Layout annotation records
----------------

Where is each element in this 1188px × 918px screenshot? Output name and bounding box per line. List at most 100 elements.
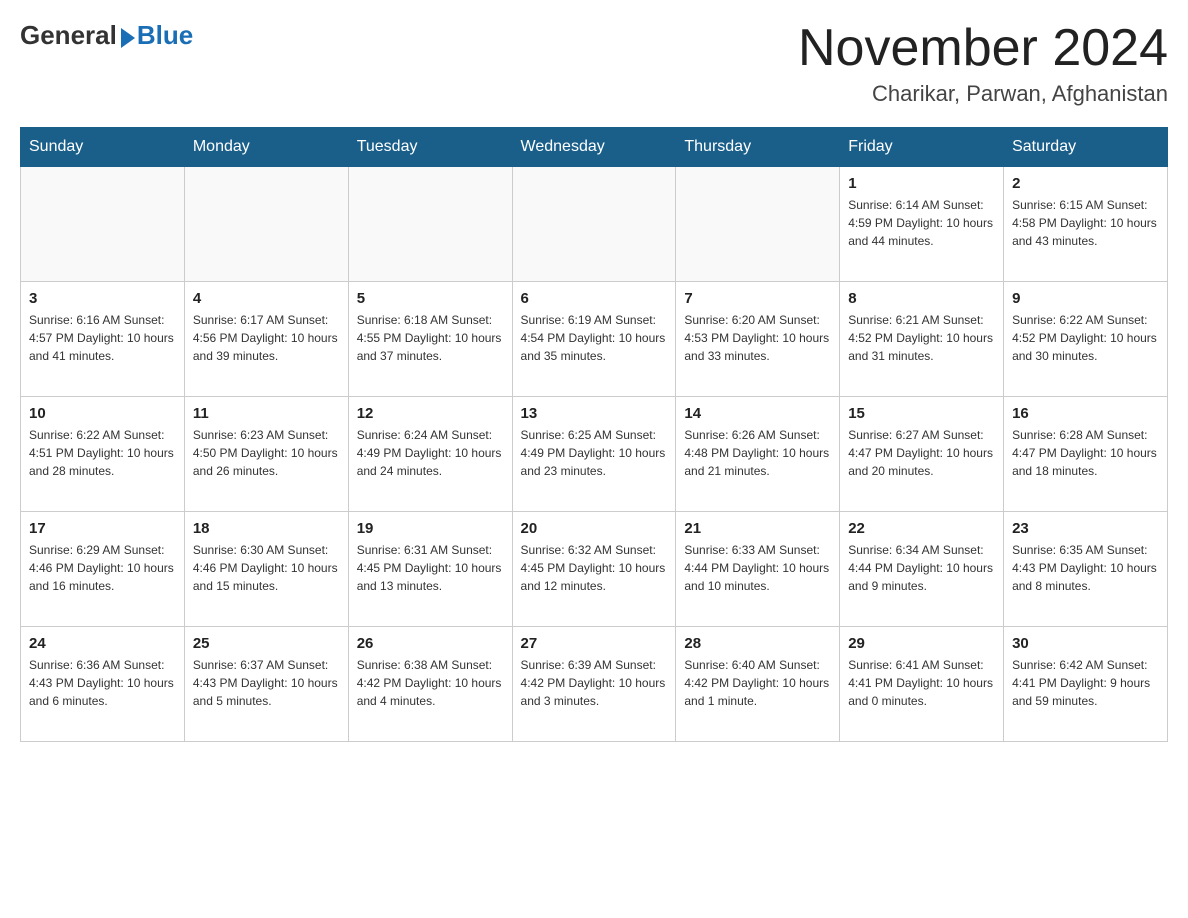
- logo: General Blue: [20, 20, 193, 51]
- day-info: Sunrise: 6:24 AM Sunset: 4:49 PM Dayligh…: [357, 426, 504, 480]
- day-info: Sunrise: 6:27 AM Sunset: 4:47 PM Dayligh…: [848, 426, 995, 480]
- calendar-cell: [676, 167, 840, 282]
- weekday-header-wednesday: Wednesday: [512, 128, 676, 167]
- day-info: Sunrise: 6:28 AM Sunset: 4:47 PM Dayligh…: [1012, 426, 1159, 480]
- logo-triangle-icon: [121, 28, 135, 48]
- calendar-cell: 8Sunrise: 6:21 AM Sunset: 4:52 PM Daylig…: [840, 282, 1004, 397]
- day-info: Sunrise: 6:22 AM Sunset: 4:52 PM Dayligh…: [1012, 311, 1159, 365]
- location-text: Charikar, Parwan, Afghanistan: [798, 81, 1168, 107]
- calendar-cell: [184, 167, 348, 282]
- day-info: Sunrise: 6:36 AM Sunset: 4:43 PM Dayligh…: [29, 656, 176, 710]
- calendar-cell: 26 Sunrise: 6:38 AM Sunset: 4:42 PM Dayli…: [348, 627, 512, 742]
- day-info: Sunrise: 6:20 AM Sunset: 4:53 PM Dayligh…: [684, 311, 831, 365]
- day-number: 17: [29, 520, 176, 537]
- day-info: Sunrise: 6:40 AM Sunset: 4:42 PM Dayligh…: [684, 656, 831, 710]
- day-info: Sunrise: 6:33 AM Sunset: 4:44 PM Dayligh…: [684, 541, 831, 595]
- calendar-cell: 28 Sunrise: 6:40 AM Sunset: 4:42 PM Dayli…: [676, 627, 840, 742]
- day-number: 2: [1012, 175, 1159, 192]
- day-number: 30: [1012, 635, 1159, 652]
- calendar-cell: 20 Sunrise: 6:32 AM Sunset: 4:45 PM Dayli…: [512, 512, 676, 627]
- day-info: Sunrise: 6:25 AM Sunset: 4:49 PM Dayligh…: [521, 426, 668, 480]
- day-number: 26: [357, 635, 504, 652]
- calendar-week-row: 10 Sunrise: 6:22 AM Sunset: 4:51 PM Dayli…: [21, 397, 1168, 512]
- calendar-cell: [512, 167, 676, 282]
- calendar-cell: 2 Sunrise: 6:15 AM Sunset: 4:58 PM Daylig…: [1004, 167, 1168, 282]
- calendar-cell: 27 Sunrise: 6:39 AM Sunset: 4:42 PM Dayli…: [512, 627, 676, 742]
- day-number: 10: [29, 405, 176, 422]
- calendar-week-row: 24 Sunrise: 6:36 AM Sunset: 4:43 PM Dayli…: [21, 627, 1168, 742]
- calendar-cell: 21 Sunrise: 6:33 AM Sunset: 4:44 PM Dayli…: [676, 512, 840, 627]
- day-info: Sunrise: 6:14 AM Sunset: 4:59 PM Dayligh…: [848, 196, 995, 250]
- day-number: 9: [1012, 290, 1159, 307]
- day-number: 19: [357, 520, 504, 537]
- day-number: 25: [193, 635, 340, 652]
- day-info: Sunrise: 6:22 AM Sunset: 4:51 PM Dayligh…: [29, 426, 176, 480]
- day-info: Sunrise: 6:16 AM Sunset: 4:57 PM Dayligh…: [29, 311, 176, 365]
- calendar-cell: 15Sunrise: 6:27 AM Sunset: 4:47 PM Dayli…: [840, 397, 1004, 512]
- weekday-header-saturday: Saturday: [1004, 128, 1168, 167]
- calendar-cell: 25 Sunrise: 6:37 AM Sunset: 4:43 PM Dayli…: [184, 627, 348, 742]
- day-number: 13: [521, 405, 668, 422]
- day-info: Sunrise: 6:42 AM Sunset: 4:41 PM Dayligh…: [1012, 656, 1159, 710]
- calendar-cell: 11Sunrise: 6:23 AM Sunset: 4:50 PM Dayli…: [184, 397, 348, 512]
- day-info: Sunrise: 6:32 AM Sunset: 4:45 PM Dayligh…: [521, 541, 668, 595]
- day-number: 24: [29, 635, 176, 652]
- day-number: 29: [848, 635, 995, 652]
- day-info: Sunrise: 6:35 AM Sunset: 4:43 PM Dayligh…: [1012, 541, 1159, 595]
- calendar-cell: 17Sunrise: 6:29 AM Sunset: 4:46 PM Dayli…: [21, 512, 185, 627]
- calendar-week-row: 1 Sunrise: 6:14 AM Sunset: 4:59 PM Daylig…: [21, 167, 1168, 282]
- day-number: 7: [684, 290, 831, 307]
- day-info: Sunrise: 6:23 AM Sunset: 4:50 PM Dayligh…: [193, 426, 340, 480]
- calendar-cell: 23Sunrise: 6:35 AM Sunset: 4:43 PM Dayli…: [1004, 512, 1168, 627]
- weekday-header-sunday: Sunday: [21, 128, 185, 167]
- calendar-week-row: 3Sunrise: 6:16 AM Sunset: 4:57 PM Daylig…: [21, 282, 1168, 397]
- day-number: 16: [1012, 405, 1159, 422]
- calendar-cell: 24 Sunrise: 6:36 AM Sunset: 4:43 PM Dayli…: [21, 627, 185, 742]
- day-info: Sunrise: 6:21 AM Sunset: 4:52 PM Dayligh…: [848, 311, 995, 365]
- day-info: Sunrise: 6:31 AM Sunset: 4:45 PM Dayligh…: [357, 541, 504, 595]
- calendar-cell: 7 Sunrise: 6:20 AM Sunset: 4:53 PM Daylig…: [676, 282, 840, 397]
- day-number: 27: [521, 635, 668, 652]
- calendar-cell: 14Sunrise: 6:26 AM Sunset: 4:48 PM Dayli…: [676, 397, 840, 512]
- calendar-cell: 3Sunrise: 6:16 AM Sunset: 4:57 PM Daylig…: [21, 282, 185, 397]
- day-info: Sunrise: 6:38 AM Sunset: 4:42 PM Dayligh…: [357, 656, 504, 710]
- day-number: 4: [193, 290, 340, 307]
- calendar-cell: 19 Sunrise: 6:31 AM Sunset: 4:45 PM Dayli…: [348, 512, 512, 627]
- calendar-cell: [348, 167, 512, 282]
- calendar-table: SundayMondayTuesdayWednesdayThursdayFrid…: [20, 127, 1168, 742]
- logo-general-text: General: [20, 20, 117, 51]
- day-number: 6: [521, 290, 668, 307]
- day-number: 5: [357, 290, 504, 307]
- calendar-cell: 1 Sunrise: 6:14 AM Sunset: 4:59 PM Daylig…: [840, 167, 1004, 282]
- calendar-cell: 18Sunrise: 6:30 AM Sunset: 4:46 PM Dayli…: [184, 512, 348, 627]
- day-info: Sunrise: 6:37 AM Sunset: 4:43 PM Dayligh…: [193, 656, 340, 710]
- day-info: Sunrise: 6:17 AM Sunset: 4:56 PM Dayligh…: [193, 311, 340, 365]
- logo-blue-text: Blue: [137, 20, 193, 51]
- day-info: Sunrise: 6:15 AM Sunset: 4:58 PM Dayligh…: [1012, 196, 1159, 250]
- calendar-cell: 4 Sunrise: 6:17 AM Sunset: 4:56 PM Daylig…: [184, 282, 348, 397]
- day-number: 21: [684, 520, 831, 537]
- calendar-cell: [21, 167, 185, 282]
- day-number: 1: [848, 175, 995, 192]
- calendar-cell: 16 Sunrise: 6:28 AM Sunset: 4:47 PM Dayli…: [1004, 397, 1168, 512]
- day-info: Sunrise: 6:39 AM Sunset: 4:42 PM Dayligh…: [521, 656, 668, 710]
- calendar-cell: 9 Sunrise: 6:22 AM Sunset: 4:52 PM Daylig…: [1004, 282, 1168, 397]
- day-info: Sunrise: 6:19 AM Sunset: 4:54 PM Dayligh…: [521, 311, 668, 365]
- calendar-cell: 13 Sunrise: 6:25 AM Sunset: 4:49 PM Dayli…: [512, 397, 676, 512]
- weekday-header-friday: Friday: [840, 128, 1004, 167]
- weekday-header-row: SundayMondayTuesdayWednesdayThursdayFrid…: [21, 128, 1168, 167]
- calendar-cell: 5Sunrise: 6:18 AM Sunset: 4:55 PM Daylig…: [348, 282, 512, 397]
- day-info: Sunrise: 6:26 AM Sunset: 4:48 PM Dayligh…: [684, 426, 831, 480]
- calendar-cell: 6 Sunrise: 6:19 AM Sunset: 4:54 PM Daylig…: [512, 282, 676, 397]
- title-section: November 2024 Charikar, Parwan, Afghanis…: [798, 20, 1168, 107]
- page-header: General Blue November 2024 Charikar, Par…: [20, 20, 1168, 107]
- day-number: 28: [684, 635, 831, 652]
- calendar-week-row: 17Sunrise: 6:29 AM Sunset: 4:46 PM Dayli…: [21, 512, 1168, 627]
- calendar-cell: 30 Sunrise: 6:42 AM Sunset: 4:41 PM Dayli…: [1004, 627, 1168, 742]
- day-number: 12: [357, 405, 504, 422]
- month-title: November 2024: [798, 20, 1168, 77]
- weekday-header-thursday: Thursday: [676, 128, 840, 167]
- day-number: 20: [521, 520, 668, 537]
- calendar-cell: 10 Sunrise: 6:22 AM Sunset: 4:51 PM Dayli…: [21, 397, 185, 512]
- calendar-cell: 22Sunrise: 6:34 AM Sunset: 4:44 PM Dayli…: [840, 512, 1004, 627]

----------------

▸ **Description of the task**:
Return the lines from the one containing "- logo: General Blue: [20, 20, 193, 51]" through the one containing "- calendar-cell: 26", both included, copied without any change.

▸ **Response**:
- logo: General Blue: [20, 20, 193, 51]
- day-info: Sunrise: 6:24 AM Sunset: 4:49 PM Dayligh…: [357, 426, 504, 480]
- day-info: Sunrise: 6:27 AM Sunset: 4:47 PM Dayligh…: [848, 426, 995, 480]
- calendar-cell: [676, 167, 840, 282]
- weekday-header-wednesday: Wednesday: [512, 128, 676, 167]
- day-info: Sunrise: 6:28 AM Sunset: 4:47 PM Dayligh…: [1012, 426, 1159, 480]
- logo-triangle-icon: [121, 28, 135, 48]
- calendar-cell: 8Sunrise: 6:21 AM Sunset: 4:52 PM Daylig…: [840, 282, 1004, 397]
- day-info: Sunrise: 6:22 AM Sunset: 4:52 PM Dayligh…: [1012, 311, 1159, 365]
- location-text: Charikar, Parwan, Afghanistan: [798, 81, 1168, 107]
- calendar-cell: [184, 167, 348, 282]
- day-info: Sunrise: 6:36 AM Sunset: 4:43 PM Dayligh…: [29, 656, 176, 710]
- calendar-cell: 26 Sunrise: 6:38 AM Sunset: 4:42 PM Dayli…: [348, 627, 512, 742]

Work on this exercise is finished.